--- START OF Provided data ---

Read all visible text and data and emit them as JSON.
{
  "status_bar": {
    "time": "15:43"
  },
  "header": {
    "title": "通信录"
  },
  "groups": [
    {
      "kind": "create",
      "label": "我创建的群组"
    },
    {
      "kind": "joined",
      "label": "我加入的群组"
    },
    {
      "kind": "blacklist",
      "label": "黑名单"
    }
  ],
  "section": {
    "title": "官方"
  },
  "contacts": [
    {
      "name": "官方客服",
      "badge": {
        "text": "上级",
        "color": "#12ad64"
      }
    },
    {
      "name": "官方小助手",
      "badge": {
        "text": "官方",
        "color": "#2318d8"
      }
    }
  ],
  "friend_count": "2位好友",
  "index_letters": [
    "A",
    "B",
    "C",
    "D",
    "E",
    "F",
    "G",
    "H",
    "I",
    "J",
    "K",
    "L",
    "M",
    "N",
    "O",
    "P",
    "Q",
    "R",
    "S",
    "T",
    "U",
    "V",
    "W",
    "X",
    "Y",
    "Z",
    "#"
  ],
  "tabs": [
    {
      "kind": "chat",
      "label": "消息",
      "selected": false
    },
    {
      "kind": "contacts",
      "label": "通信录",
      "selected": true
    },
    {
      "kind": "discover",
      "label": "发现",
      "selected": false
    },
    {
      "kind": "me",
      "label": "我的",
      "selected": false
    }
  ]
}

--- END OF Provided data ---

__Request__
Generate an exact reproduction of all entries.

__Exercise answer__
Read all visible text and data and emit them as JSON.
{
  "status_bar": {
    "time": "15:43"
  },
  "header": {
    "title": "通信录"
  },
  "groups": [
    {
      "kind": "create",
      "label": "我创建的群组"
    },
    {
      "kind": "joined",
      "label": "我加入的群组"
    },
    {
      "kind": "blacklist",
      "label": "黑名单"
    }
  ],
  "section": {
    "title": "官方"
  },
  "contacts": [
    {
      "name": "官方客服",
      "badge": {
        "text": "上级",
        "color": "#12ad64"
      }
    },
    {
      "name": "官方小助手",
      "badge": {
        "text": "官方",
        "color": "#2318d8"
      }
    }
  ],
  "friend_count": "2位好友",
  "index_letters": [
    "A",
    "B",
    "C",
    "D",
    "E",
    "F",
    "G",
    "H",
    "I",
    "J",
    "K",
    "L",
    "M",
    "N",
    "O",
    "P",
    "Q",
    "R",
    "S",
    "T",
    "U",
    "V",
    "W",
    "X",
    "Y",
    "Z",
    "#"
  ],
  "tabs": [
    {
      "kind": "chat",
      "label": "消息",
      "selected": false
    },
    {
      "kind": "contacts",
      "label": "通信录",
      "selected": true
    },
    {
      "kind": "discover",
      "label": "发现",
      "selected": false
    },
    {
      "kind": "me",
      "label": "我的",
      "selected": false
    }
  ]
}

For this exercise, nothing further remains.